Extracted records
## Begin
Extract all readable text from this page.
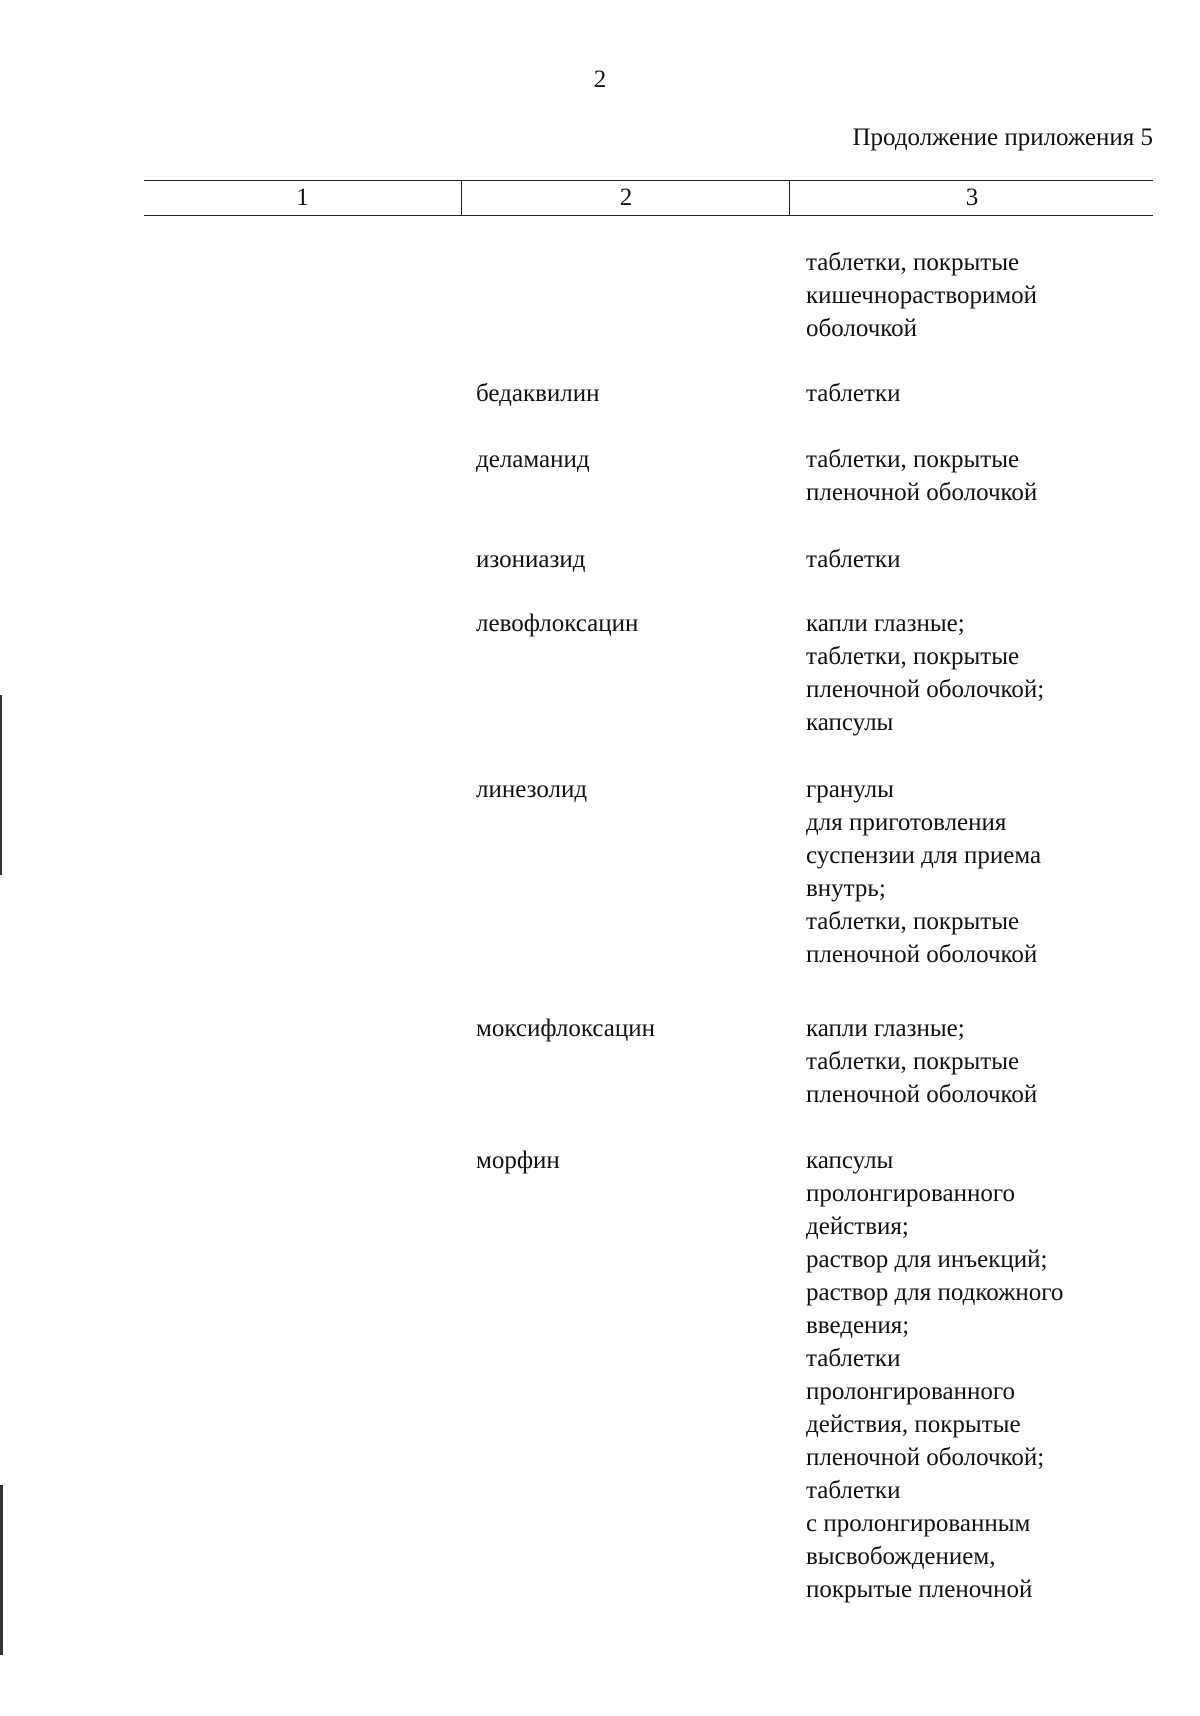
2
Продолжение приложения 5
1	2	3
таблетки, покрытые
кишечнорастворимой
оболочкой
бедаквилин	таблетки
деламанид	таблетки, покрытые
пленочной оболочкой
изониазид	таблетки
левофлоксацин	капли глазные;
таблетки, покрытые
пленочной оболочкой;
капсулы
линезолид	гранулы
для приготовления
суспензии для приема
внутрь;
таблетки, покрытые
пленочной оболочкой
моксифлоксацин	капли глазные;
таблетки, покрытые
пленочной оболочкой
морфин	капсулы
пролонгированного
действия;
раствор для инъекций;
раствор для подкожного
введения;
таблетки
пролонгированного
действия, покрытые
пленочной оболочкой;
таблетки
с пролонгированным
высвобождением,
покрытые пленочной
## End
Without including any pictures, output all the entries above exactly.

Extract all readable text from this page.
2
Продолжение приложения 5
1	2	3
таблетки, покрытые
кишечнорастворимой
оболочкой
бедаквилин	таблетки
деламанид	таблетки, покрытые
пленочной оболочкой
изониазид	таблетки
левофлоксацин	капли глазные;
таблетки, покрытые
пленочной оболочкой;
капсулы
линезолид	гранулы
для приготовления
суспензии для приема
внутрь;
таблетки, покрытые
пленочной оболочкой
моксифлоксацин	капли глазные;
таблетки, покрытые
пленочной оболочкой
морфин	капсулы
пролонгированного
действия;
раствор для инъекций;
раствор для подкожного
введения;
таблетки
пролонгированного
действия, покрытые
пленочной оболочкой;
таблетки
с пролонгированным
высвобождением,
покрытые пленочной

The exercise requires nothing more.